→ WORK TO DO: Write every line out verbatim and omit the pictures.
BEGIN MATERIAL FOR THIS EXERCISE
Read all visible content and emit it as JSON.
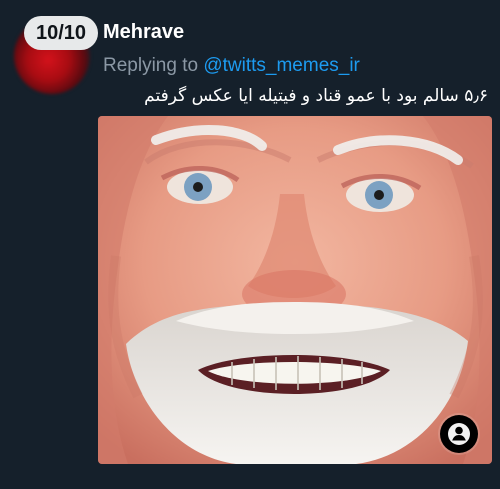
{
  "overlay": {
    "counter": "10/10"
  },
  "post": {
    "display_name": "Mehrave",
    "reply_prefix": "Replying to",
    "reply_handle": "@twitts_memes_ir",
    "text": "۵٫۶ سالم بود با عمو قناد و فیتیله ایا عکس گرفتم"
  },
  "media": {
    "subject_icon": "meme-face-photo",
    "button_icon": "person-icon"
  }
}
END MATERIAL FOR THIS EXERCISE
→ TASK RESULT:
Read all visible content and emit it as JSON.
{
  "overlay": {
    "counter": "10/10"
  },
  "post": {
    "display_name": "Mehrave",
    "reply_prefix": "Replying to",
    "reply_handle": "@twitts_memes_ir",
    "text": "۵٫۶ سالم بود با عمو قناد و فیتیله ایا عکس گرفتم"
  },
  "media": {
    "subject_icon": "meme-face-photo",
    "button_icon": "person-icon"
  }
}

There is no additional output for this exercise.